Copy all entries without alteration and skip the pictures they hold.

++++ TASK MATERIAL ++++

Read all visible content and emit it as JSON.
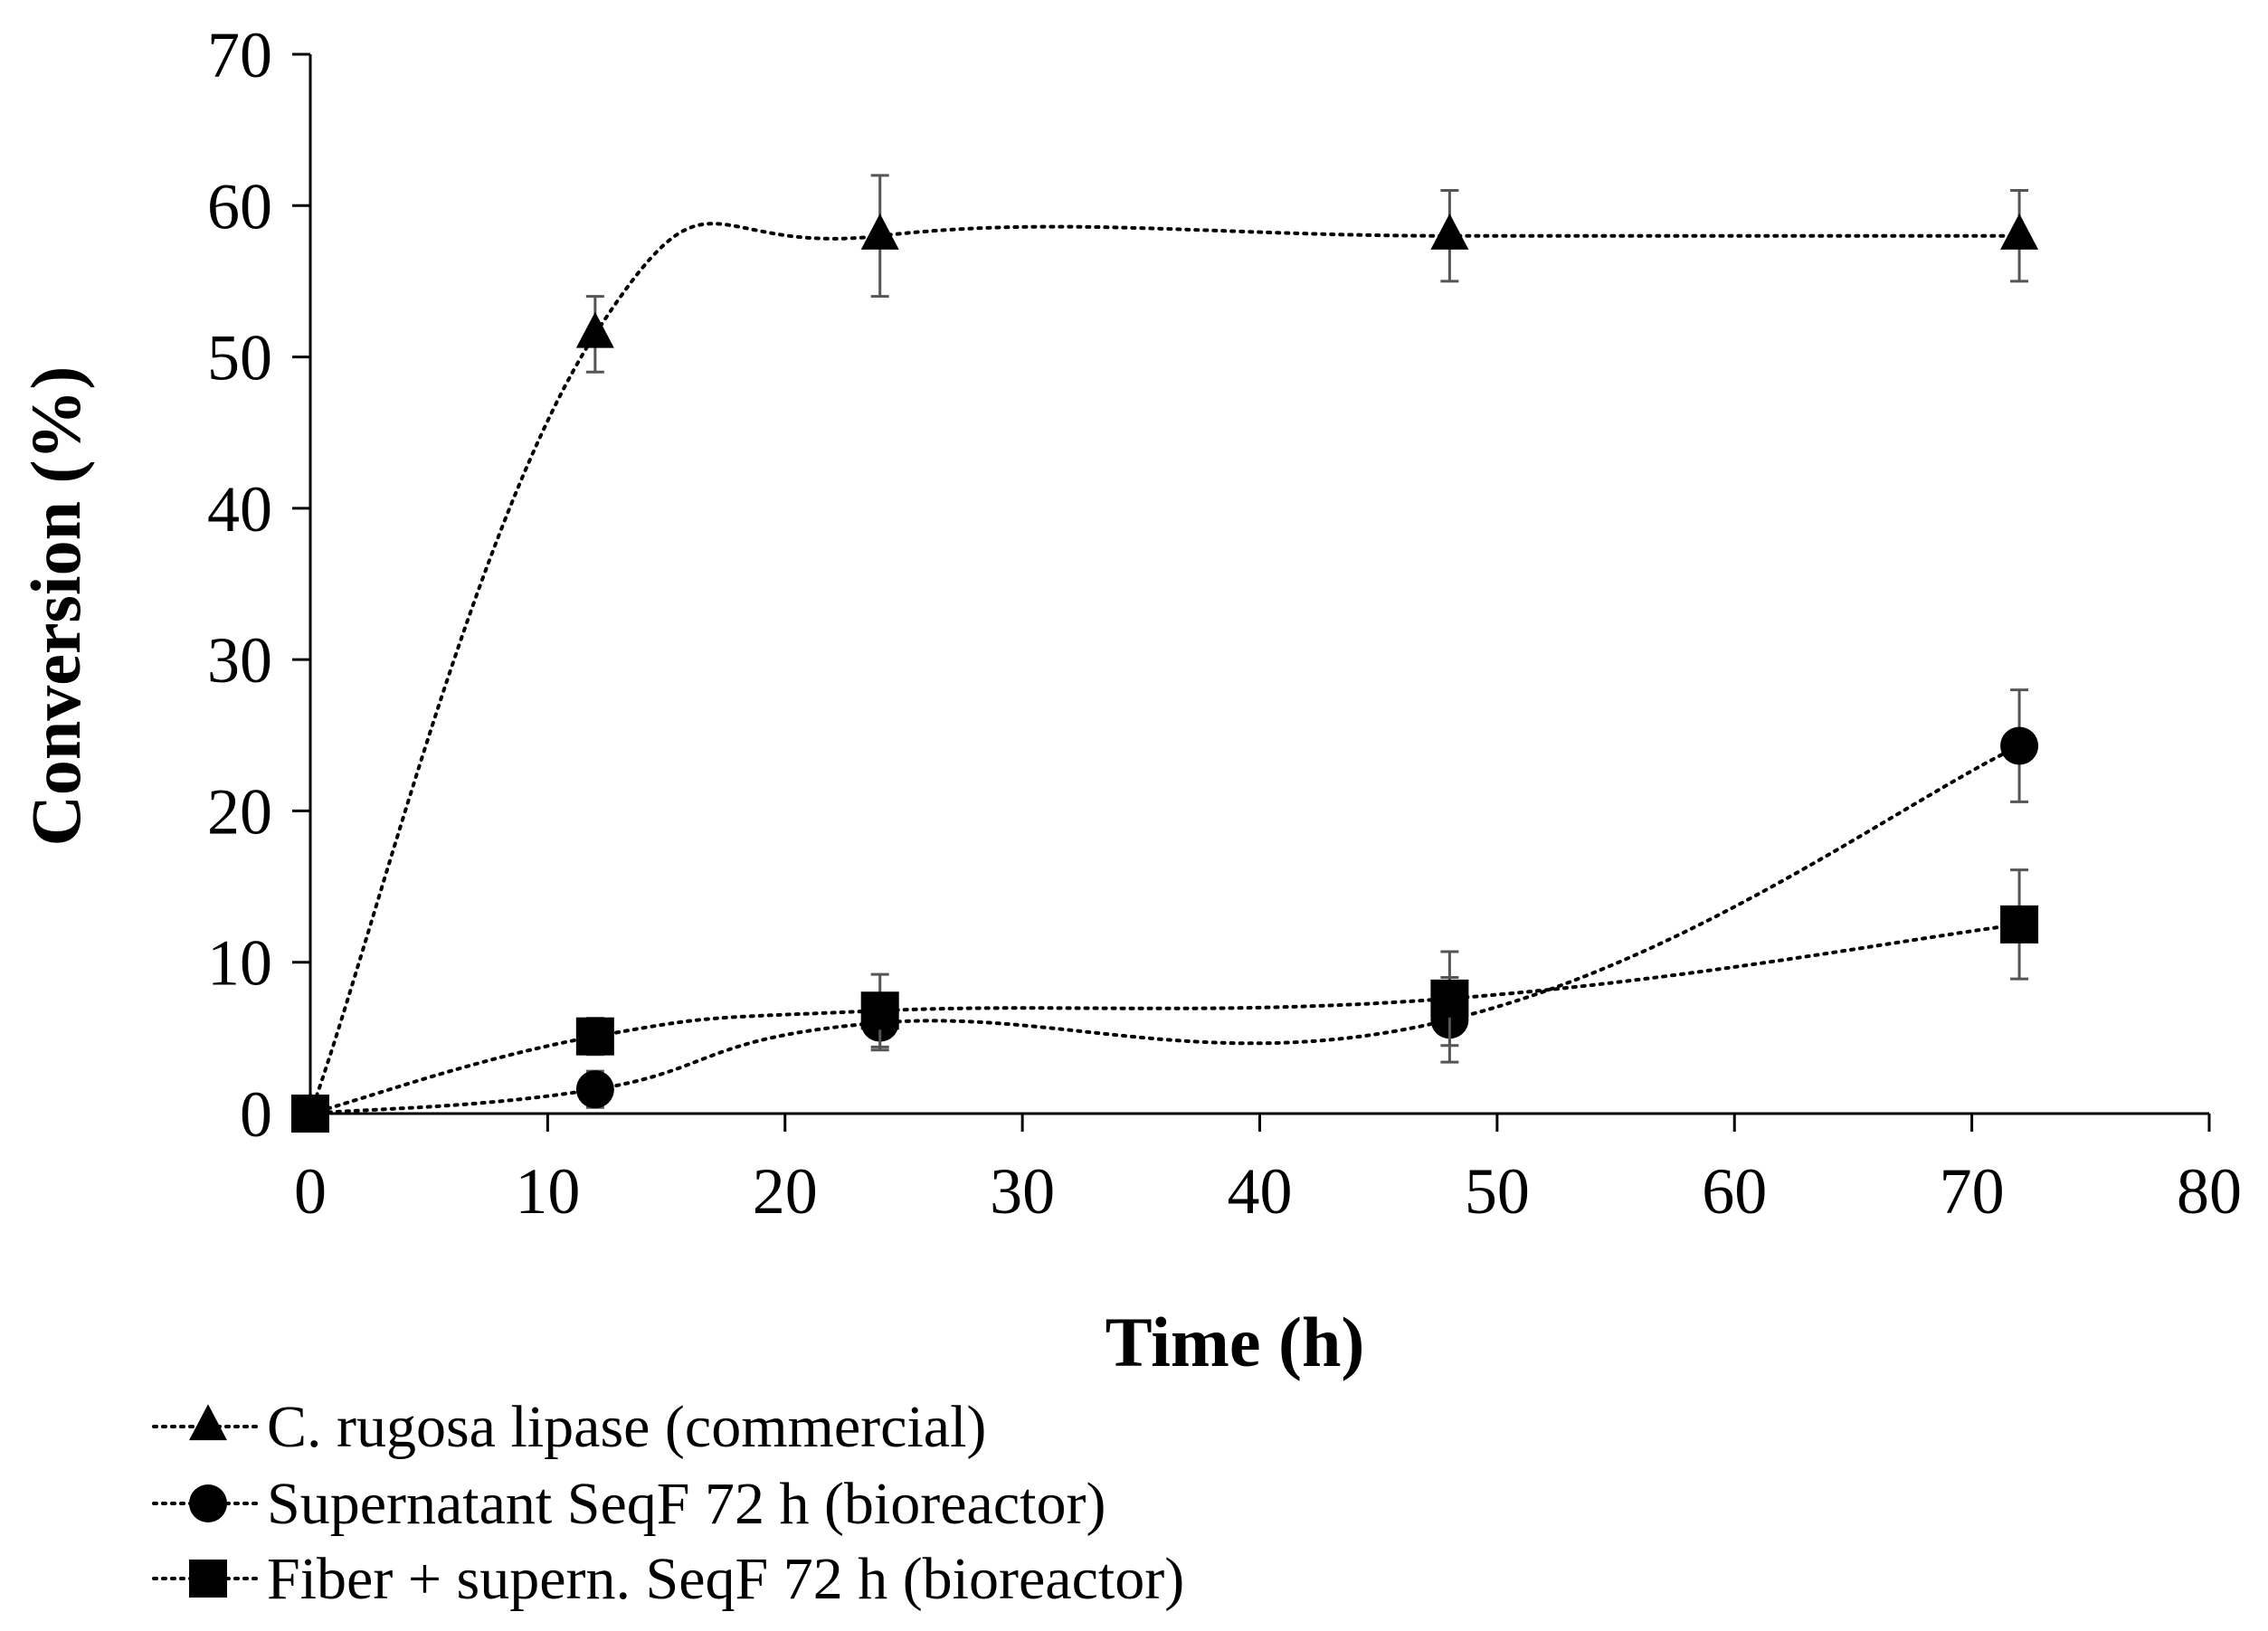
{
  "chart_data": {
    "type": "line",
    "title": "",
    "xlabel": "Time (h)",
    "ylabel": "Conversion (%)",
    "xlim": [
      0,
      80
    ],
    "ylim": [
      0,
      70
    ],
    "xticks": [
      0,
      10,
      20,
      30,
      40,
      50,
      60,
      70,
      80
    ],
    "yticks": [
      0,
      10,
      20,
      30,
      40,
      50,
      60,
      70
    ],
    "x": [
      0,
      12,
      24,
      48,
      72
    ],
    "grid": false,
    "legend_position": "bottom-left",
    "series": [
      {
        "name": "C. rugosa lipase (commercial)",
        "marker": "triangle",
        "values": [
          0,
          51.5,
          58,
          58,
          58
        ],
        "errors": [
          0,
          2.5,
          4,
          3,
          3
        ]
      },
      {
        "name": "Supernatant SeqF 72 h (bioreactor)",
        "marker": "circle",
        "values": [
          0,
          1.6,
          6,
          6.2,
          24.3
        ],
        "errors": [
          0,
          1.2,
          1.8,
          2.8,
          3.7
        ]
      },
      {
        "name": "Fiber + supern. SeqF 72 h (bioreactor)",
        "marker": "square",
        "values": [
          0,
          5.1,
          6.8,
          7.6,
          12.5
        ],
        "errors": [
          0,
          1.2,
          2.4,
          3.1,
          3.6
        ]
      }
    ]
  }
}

++++

## ANSWER TO THE PROBLEM
Read all visible content and emit it as JSON.
{
  "chart_data": {
    "type": "line",
    "title": "",
    "xlabel": "Time (h)",
    "ylabel": "Conversion (%)",
    "xlim": [
      0,
      80
    ],
    "ylim": [
      0,
      70
    ],
    "xticks": [
      0,
      10,
      20,
      30,
      40,
      50,
      60,
      70,
      80
    ],
    "yticks": [
      0,
      10,
      20,
      30,
      40,
      50,
      60,
      70
    ],
    "x": [
      0,
      12,
      24,
      48,
      72
    ],
    "grid": false,
    "legend_position": "bottom-left",
    "series": [
      {
        "name": "C. rugosa lipase (commercial)",
        "marker": "triangle",
        "values": [
          0,
          51.5,
          58,
          58,
          58
        ],
        "errors": [
          0,
          2.5,
          4,
          3,
          3
        ]
      },
      {
        "name": "Supernatant SeqF 72 h (bioreactor)",
        "marker": "circle",
        "values": [
          0,
          1.6,
          6,
          6.2,
          24.3
        ],
        "errors": [
          0,
          1.2,
          1.8,
          2.8,
          3.7
        ]
      },
      {
        "name": "Fiber + supern. SeqF 72 h (bioreactor)",
        "marker": "square",
        "values": [
          0,
          5.1,
          6.8,
          7.6,
          12.5
        ],
        "errors": [
          0,
          1.2,
          2.4,
          3.1,
          3.6
        ]
      }
    ]
  }
}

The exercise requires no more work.